▸ **Provided text**
*-*-*
Now that we have an `output` dataframe containing multiple users, we need to modify our z-score calculation since both `output['ae_anomaly_score'].mean()` and `output['ae_anomaly_score'].std()` would give us the mean and standard deviation, respectively, for all users instead of for just the values associated with the single user represented in a given row of the dataframe.

With that in mind here is one approach to creating a `zscore` column for each entry in the dataframe which only calculates the mean and standard deviations for anomaly scores in the dataframe associated with the user contained in each row:

In [6]:
# `unique_users` was defined above.
for user in unique_users:
    anomaly_score = output['ae_anomaly_score']
    
    # Match rows for this user.
    is_user = output['userIdentitysessionContextsessionIssueruserName'] == user
    
    # Mean for this user's anomaly scores.
*-*-*
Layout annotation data
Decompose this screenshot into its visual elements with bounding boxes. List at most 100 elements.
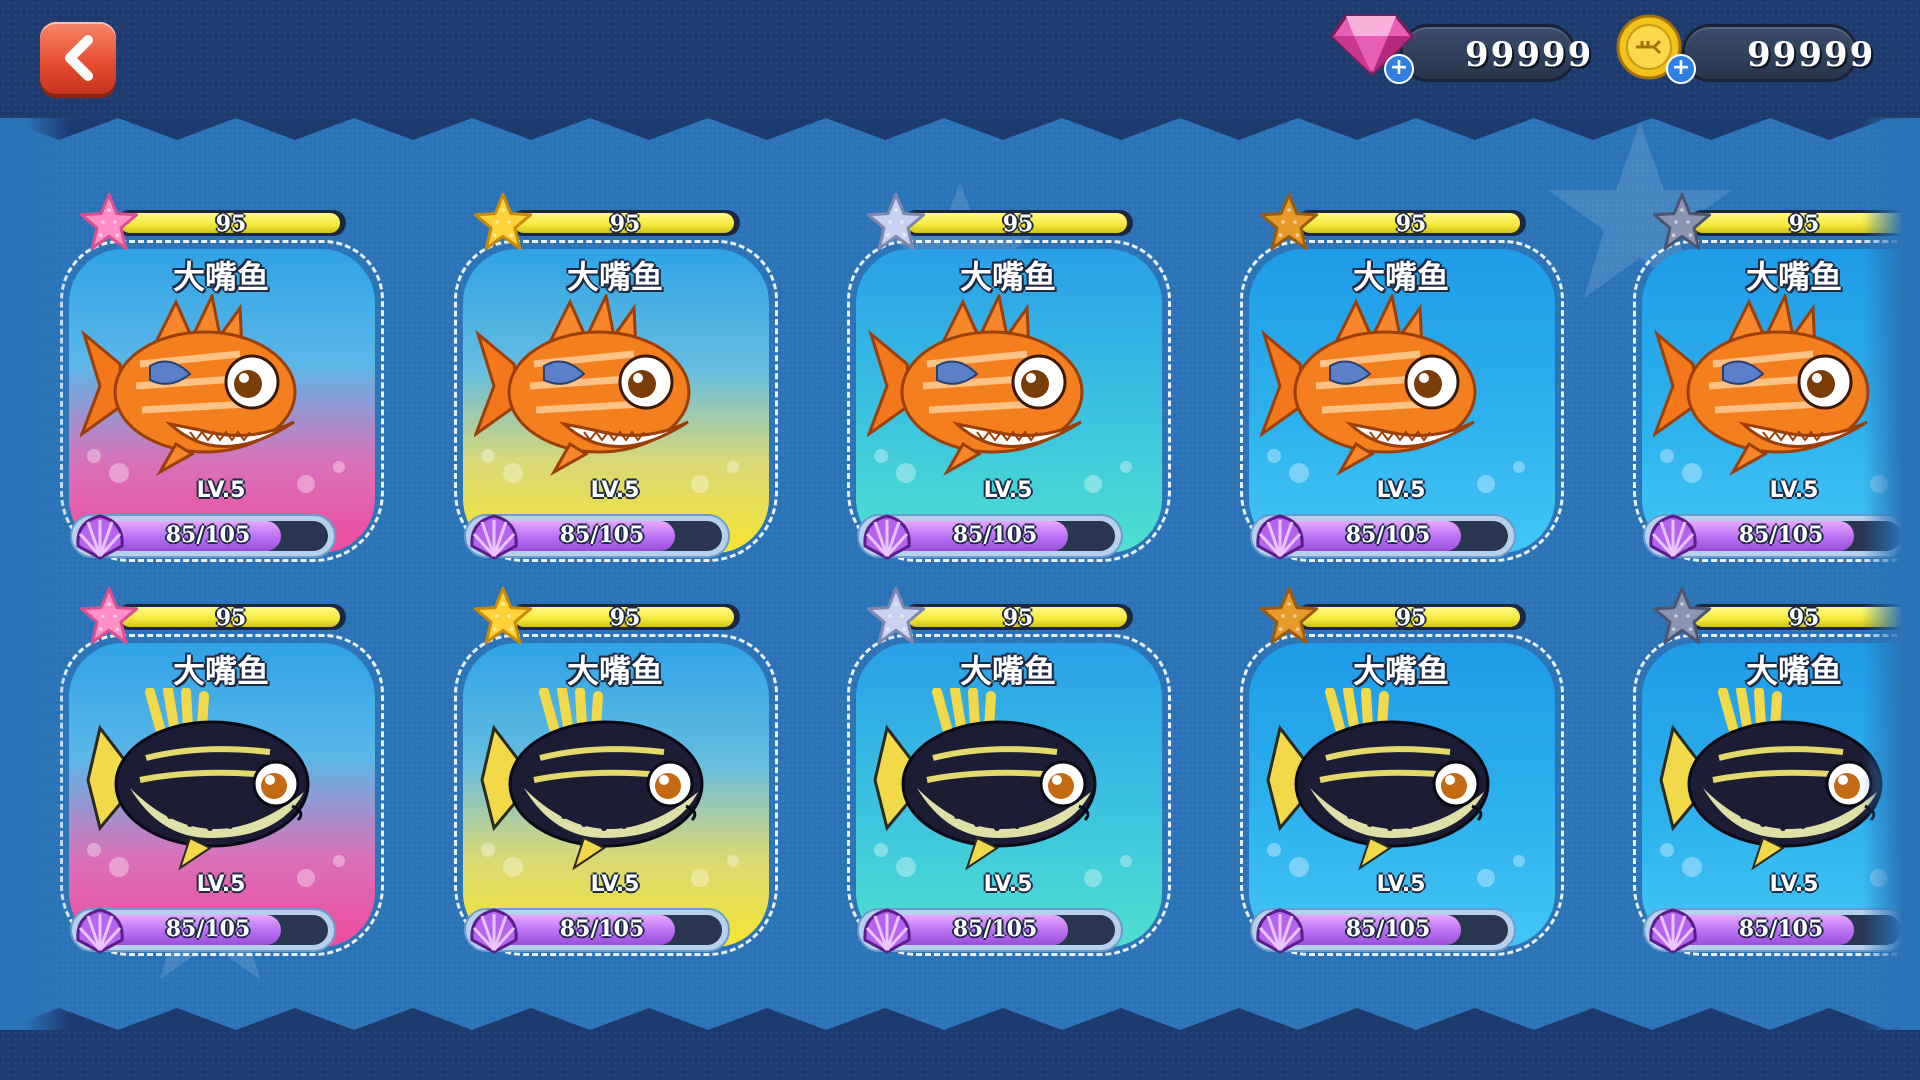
exp-value: 85/105 xyxy=(559,522,645,548)
fish-level: LV.5 xyxy=(590,478,640,503)
rank-star-icon xyxy=(1652,192,1712,250)
score-value: 95 xyxy=(609,605,641,631)
score-value: 95 xyxy=(1788,211,1820,237)
exp-bar: 85/105 xyxy=(1250,514,1516,560)
exp-bar: 85/105 xyxy=(70,908,336,954)
fish-card[interactable]: 95 大嘴鱼 LV.5 85/105 xyxy=(450,586,780,956)
fish-level: LV.5 xyxy=(983,478,1033,503)
fish-name: 大嘴鱼 xyxy=(1352,258,1449,296)
fish-name: 大嘴鱼 xyxy=(1745,258,1842,296)
score-value: 95 xyxy=(1395,605,1427,631)
coin-counter: 99999 xyxy=(1682,24,1873,82)
fish-card[interactable]: 95 大嘴鱼 LV.5 85/105 xyxy=(56,192,386,562)
exp-bar: 85/105 xyxy=(857,514,1123,560)
fish-card[interactable]: 95 大嘴鱼 LV.5 85/105 xyxy=(1236,192,1566,562)
score-bar: 95 xyxy=(903,604,1133,631)
score-value: 95 xyxy=(1002,605,1034,631)
exp-value: 85/105 xyxy=(165,522,251,548)
score-bar: 95 xyxy=(116,604,346,631)
exp-value: 85/105 xyxy=(559,916,645,942)
exp-value: 85/105 xyxy=(1738,522,1824,548)
fish-level: LV.5 xyxy=(196,478,246,503)
orange-striped-fish-icon xyxy=(1260,294,1477,476)
fish-level: LV.5 xyxy=(1376,478,1426,503)
score-bar: 95 xyxy=(1296,604,1526,631)
score-bar: 95 xyxy=(1689,604,1919,631)
orange-striped-fish-icon xyxy=(1653,294,1870,476)
exp-bar: 85/105 xyxy=(464,908,730,954)
fish-level: LV.5 xyxy=(1769,872,1819,897)
exp-bar: 85/105 xyxy=(70,514,336,560)
dark-puffer-fish-icon xyxy=(480,688,704,871)
exp-bar: 85/105 xyxy=(1643,908,1909,954)
exp-bar: 85/105 xyxy=(1250,908,1516,954)
rank-star-icon xyxy=(1259,586,1319,644)
rank-star-icon xyxy=(1652,586,1712,644)
exp-value: 85/105 xyxy=(952,916,1038,942)
fish-name: 大嘴鱼 xyxy=(1745,652,1842,690)
score-value: 95 xyxy=(609,211,641,237)
score-value: 95 xyxy=(1788,605,1820,631)
exp-value: 85/105 xyxy=(165,916,251,942)
score-value: 95 xyxy=(215,605,247,631)
add-gems-button[interactable]: + xyxy=(1384,54,1414,84)
fish-card[interactable]: 95 大嘴鱼 LV.5 85/105 xyxy=(450,192,780,562)
fish-level: LV.5 xyxy=(983,872,1033,897)
fish-card[interactable]: 95 大嘴鱼 LV.5 85/105 xyxy=(843,586,1173,956)
score-value: 95 xyxy=(215,211,247,237)
score-bar: 95 xyxy=(510,210,740,237)
exp-bar: 85/105 xyxy=(1643,514,1909,560)
gem-count: 99999 xyxy=(1465,35,1594,75)
rank-star-icon xyxy=(79,586,139,644)
fish-name: 大嘴鱼 xyxy=(566,652,663,690)
fish-card[interactable]: 95 大嘴鱼 LV.5 85/105 xyxy=(56,586,386,956)
score-bar: 95 xyxy=(1296,210,1526,237)
rank-star-icon xyxy=(473,586,533,644)
chevron-left-icon xyxy=(65,35,93,81)
fish-card[interactable]: 95 大嘴鱼 LV.5 85/105 xyxy=(1629,192,1920,562)
fish-card[interactable]: 95 大嘴鱼 LV.5 85/105 xyxy=(1629,586,1920,956)
fish-name: 大嘴鱼 xyxy=(172,652,269,690)
exp-value: 85/105 xyxy=(1738,916,1824,942)
zigzag-bottom-edge xyxy=(0,1008,1920,1030)
orange-striped-fish-icon xyxy=(474,294,691,476)
score-bar: 95 xyxy=(510,604,740,631)
fish-name: 大嘴鱼 xyxy=(172,258,269,296)
back-button[interactable] xyxy=(40,22,116,94)
fish-name: 大嘴鱼 xyxy=(959,652,1056,690)
exp-bar: 85/105 xyxy=(464,514,730,560)
fish-card[interactable]: 95 大嘴鱼 LV.5 85/105 xyxy=(1236,586,1566,956)
fish-level: LV.5 xyxy=(1376,872,1426,897)
fish-card[interactable]: 95 大嘴鱼 LV.5 85/105 xyxy=(843,192,1173,562)
rank-star-icon xyxy=(473,192,533,250)
score-value: 95 xyxy=(1395,211,1427,237)
rank-star-icon xyxy=(866,192,926,250)
orange-striped-fish-icon xyxy=(867,294,1084,476)
exp-value: 85/105 xyxy=(1345,916,1431,942)
add-coins-button[interactable]: + xyxy=(1666,54,1696,84)
fish-name: 大嘴鱼 xyxy=(1352,652,1449,690)
dark-puffer-fish-icon xyxy=(1659,688,1883,871)
gem-counter: 99999 xyxy=(1400,24,1591,82)
exp-bar: 85/105 xyxy=(857,908,1123,954)
coin-count: 99999 xyxy=(1747,35,1876,75)
score-bar: 95 xyxy=(1689,210,1919,237)
rank-star-icon xyxy=(1259,192,1319,250)
fish-name: 大嘴鱼 xyxy=(566,258,663,296)
exp-value: 85/105 xyxy=(952,522,1038,548)
dark-puffer-fish-icon xyxy=(873,688,1097,871)
fish-level: LV.5 xyxy=(196,872,246,897)
exp-value: 85/105 xyxy=(1345,522,1431,548)
rank-star-icon xyxy=(79,192,139,250)
fish-level: LV.5 xyxy=(1769,478,1819,503)
fish-name: 大嘴鱼 xyxy=(959,258,1056,296)
fish-level: LV.5 xyxy=(590,872,640,897)
dark-puffer-fish-icon xyxy=(1266,688,1490,871)
orange-striped-fish-icon xyxy=(80,294,297,476)
score-value: 95 xyxy=(1002,211,1034,237)
score-bar: 95 xyxy=(116,210,346,237)
bottom-bar xyxy=(0,1030,1920,1080)
dark-puffer-fish-icon xyxy=(86,688,310,871)
rank-star-icon xyxy=(866,586,926,644)
score-bar: 95 xyxy=(903,210,1133,237)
*-*-*
▸ **What to work on**
1. Answer these questions from the z-score text:
(a) Which two expressions would give the mean and standard deviation for all users?
(b) Which column is compared with `user` to match rows for that user?
(c) What is the name of the column created for each entry in the dataframe?
2. Transcribe the portion of the z-score text between "Now that we" and "for this user.", inclusive.

▸ **Replies**
1.
(a) `output['ae_anomaly_score'].mean()` and `output['ae_anomaly_score'].std()`
(b) `userIdentitysessionContextsessionIssueruserName`
(c) `zscore`

2.
Now that we have an `output` dataframe containing multiple users, we need to modify our z-score calculation since both `output['ae_anomaly_score'].mean()` and `output['ae_anomaly_score'].std()` would give us the mean and standard deviation, respectively, for all users instead of for just the values associated with the single user represented in a given row of the dataframe.

With that in mind here is one approach to creating a `zscore` column for each entry in the dataframe which only calculates the mean and standard deviations for anomaly scores in the dataframe associated with the user contained in each row:

In [6]:
# `unique_users` was defined above.
for user in unique_users:
    anomaly_score = output['ae_anomaly_score']
    
    # Match rows for this user.